Report the count of lines holding "data" in the records, with no other words.

_ _ _ _ _

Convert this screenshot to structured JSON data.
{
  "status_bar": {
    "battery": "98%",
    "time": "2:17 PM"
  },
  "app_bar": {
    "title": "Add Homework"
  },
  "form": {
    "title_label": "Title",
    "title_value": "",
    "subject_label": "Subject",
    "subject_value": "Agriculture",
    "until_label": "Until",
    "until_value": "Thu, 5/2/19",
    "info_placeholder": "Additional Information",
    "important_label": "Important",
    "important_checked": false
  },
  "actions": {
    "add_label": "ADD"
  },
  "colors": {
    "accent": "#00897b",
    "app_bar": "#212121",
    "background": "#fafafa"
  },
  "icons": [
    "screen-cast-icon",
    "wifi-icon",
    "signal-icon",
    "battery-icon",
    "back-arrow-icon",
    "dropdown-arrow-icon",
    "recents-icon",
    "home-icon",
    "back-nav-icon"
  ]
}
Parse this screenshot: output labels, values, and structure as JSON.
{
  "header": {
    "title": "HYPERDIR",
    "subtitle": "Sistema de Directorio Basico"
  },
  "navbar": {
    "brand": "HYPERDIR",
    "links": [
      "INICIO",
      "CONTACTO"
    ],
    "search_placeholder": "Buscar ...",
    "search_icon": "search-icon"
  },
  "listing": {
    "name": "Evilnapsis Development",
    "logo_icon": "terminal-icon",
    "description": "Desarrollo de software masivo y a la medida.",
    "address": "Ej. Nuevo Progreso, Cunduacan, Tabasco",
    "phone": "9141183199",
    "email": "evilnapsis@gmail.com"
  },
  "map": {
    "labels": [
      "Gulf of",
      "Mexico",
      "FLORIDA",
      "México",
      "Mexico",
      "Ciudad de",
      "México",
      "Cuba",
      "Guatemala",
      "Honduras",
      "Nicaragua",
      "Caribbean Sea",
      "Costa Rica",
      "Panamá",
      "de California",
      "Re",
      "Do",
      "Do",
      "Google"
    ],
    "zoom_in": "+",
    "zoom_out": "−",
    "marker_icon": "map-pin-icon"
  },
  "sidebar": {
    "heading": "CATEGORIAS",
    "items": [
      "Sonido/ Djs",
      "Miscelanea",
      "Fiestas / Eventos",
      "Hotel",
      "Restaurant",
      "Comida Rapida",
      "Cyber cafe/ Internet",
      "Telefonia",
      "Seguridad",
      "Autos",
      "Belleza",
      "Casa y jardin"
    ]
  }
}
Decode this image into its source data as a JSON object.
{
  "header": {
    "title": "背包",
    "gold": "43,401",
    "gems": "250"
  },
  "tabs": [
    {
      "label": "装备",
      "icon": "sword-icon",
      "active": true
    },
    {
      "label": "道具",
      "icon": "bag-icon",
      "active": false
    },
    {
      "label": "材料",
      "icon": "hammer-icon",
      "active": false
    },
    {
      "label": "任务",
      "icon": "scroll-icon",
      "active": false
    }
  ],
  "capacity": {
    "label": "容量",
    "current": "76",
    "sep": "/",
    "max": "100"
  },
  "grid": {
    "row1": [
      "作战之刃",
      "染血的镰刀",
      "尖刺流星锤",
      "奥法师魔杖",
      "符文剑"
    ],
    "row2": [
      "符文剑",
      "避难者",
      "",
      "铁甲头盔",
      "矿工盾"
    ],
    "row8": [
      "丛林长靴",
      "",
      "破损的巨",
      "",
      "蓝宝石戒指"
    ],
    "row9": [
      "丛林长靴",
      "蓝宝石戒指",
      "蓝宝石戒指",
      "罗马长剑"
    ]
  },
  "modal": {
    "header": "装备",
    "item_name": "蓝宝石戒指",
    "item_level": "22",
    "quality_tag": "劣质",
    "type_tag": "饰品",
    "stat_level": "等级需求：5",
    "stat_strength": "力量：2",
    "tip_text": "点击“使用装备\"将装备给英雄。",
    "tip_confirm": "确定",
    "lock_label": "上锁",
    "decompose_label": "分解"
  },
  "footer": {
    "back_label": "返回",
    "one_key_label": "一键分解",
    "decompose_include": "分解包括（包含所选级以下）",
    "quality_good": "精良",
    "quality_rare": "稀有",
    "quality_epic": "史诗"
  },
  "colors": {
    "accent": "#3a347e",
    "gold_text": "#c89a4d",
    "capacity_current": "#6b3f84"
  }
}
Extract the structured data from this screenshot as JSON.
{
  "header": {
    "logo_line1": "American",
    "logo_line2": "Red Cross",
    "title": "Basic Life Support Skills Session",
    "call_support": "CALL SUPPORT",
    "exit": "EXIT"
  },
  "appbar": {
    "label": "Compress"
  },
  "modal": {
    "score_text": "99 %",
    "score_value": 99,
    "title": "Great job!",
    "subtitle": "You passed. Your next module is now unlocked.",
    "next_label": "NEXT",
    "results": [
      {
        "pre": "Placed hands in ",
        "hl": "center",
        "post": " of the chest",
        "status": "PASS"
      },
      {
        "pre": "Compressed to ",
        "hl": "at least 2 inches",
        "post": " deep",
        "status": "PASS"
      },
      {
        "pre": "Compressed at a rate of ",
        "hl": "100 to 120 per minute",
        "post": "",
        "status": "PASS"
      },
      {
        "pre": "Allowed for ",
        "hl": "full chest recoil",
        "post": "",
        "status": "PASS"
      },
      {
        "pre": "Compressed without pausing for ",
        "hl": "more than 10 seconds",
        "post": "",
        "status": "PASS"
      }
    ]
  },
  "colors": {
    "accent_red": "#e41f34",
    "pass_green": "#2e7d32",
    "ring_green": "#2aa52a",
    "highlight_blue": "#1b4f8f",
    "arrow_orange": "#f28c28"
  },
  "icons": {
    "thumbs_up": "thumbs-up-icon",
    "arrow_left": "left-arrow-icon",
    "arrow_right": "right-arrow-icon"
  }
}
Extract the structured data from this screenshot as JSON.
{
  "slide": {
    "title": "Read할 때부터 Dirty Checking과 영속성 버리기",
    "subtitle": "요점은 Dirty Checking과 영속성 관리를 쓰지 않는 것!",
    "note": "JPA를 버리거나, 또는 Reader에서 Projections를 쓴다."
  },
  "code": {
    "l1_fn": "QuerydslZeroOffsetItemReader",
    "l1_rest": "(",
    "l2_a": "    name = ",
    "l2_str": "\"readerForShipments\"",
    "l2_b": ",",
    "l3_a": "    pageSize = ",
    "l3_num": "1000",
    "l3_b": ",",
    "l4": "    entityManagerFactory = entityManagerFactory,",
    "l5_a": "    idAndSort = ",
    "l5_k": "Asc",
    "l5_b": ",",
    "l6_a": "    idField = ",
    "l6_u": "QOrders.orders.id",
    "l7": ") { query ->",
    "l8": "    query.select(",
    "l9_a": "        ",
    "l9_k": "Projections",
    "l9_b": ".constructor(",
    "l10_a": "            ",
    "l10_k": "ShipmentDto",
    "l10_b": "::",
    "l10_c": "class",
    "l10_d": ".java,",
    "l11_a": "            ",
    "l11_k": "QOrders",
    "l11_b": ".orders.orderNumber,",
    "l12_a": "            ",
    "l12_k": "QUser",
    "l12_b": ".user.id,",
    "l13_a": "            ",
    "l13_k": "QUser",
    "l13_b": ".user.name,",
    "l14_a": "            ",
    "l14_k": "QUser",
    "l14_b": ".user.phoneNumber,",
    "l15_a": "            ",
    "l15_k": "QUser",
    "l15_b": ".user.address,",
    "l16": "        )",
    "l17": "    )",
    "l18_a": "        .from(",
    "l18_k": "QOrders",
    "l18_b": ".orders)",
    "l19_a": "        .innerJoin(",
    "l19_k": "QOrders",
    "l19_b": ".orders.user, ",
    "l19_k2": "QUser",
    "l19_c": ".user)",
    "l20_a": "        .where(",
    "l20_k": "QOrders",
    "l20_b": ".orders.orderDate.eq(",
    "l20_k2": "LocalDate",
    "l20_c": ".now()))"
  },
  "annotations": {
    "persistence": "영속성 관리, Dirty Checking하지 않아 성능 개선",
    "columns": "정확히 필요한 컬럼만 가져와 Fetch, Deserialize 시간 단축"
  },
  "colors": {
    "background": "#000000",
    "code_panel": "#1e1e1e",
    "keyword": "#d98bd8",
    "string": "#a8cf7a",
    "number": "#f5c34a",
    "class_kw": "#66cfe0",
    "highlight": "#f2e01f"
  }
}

_ _ _ _ _

§ **ANSWER TO THIS PROBLEM**:
4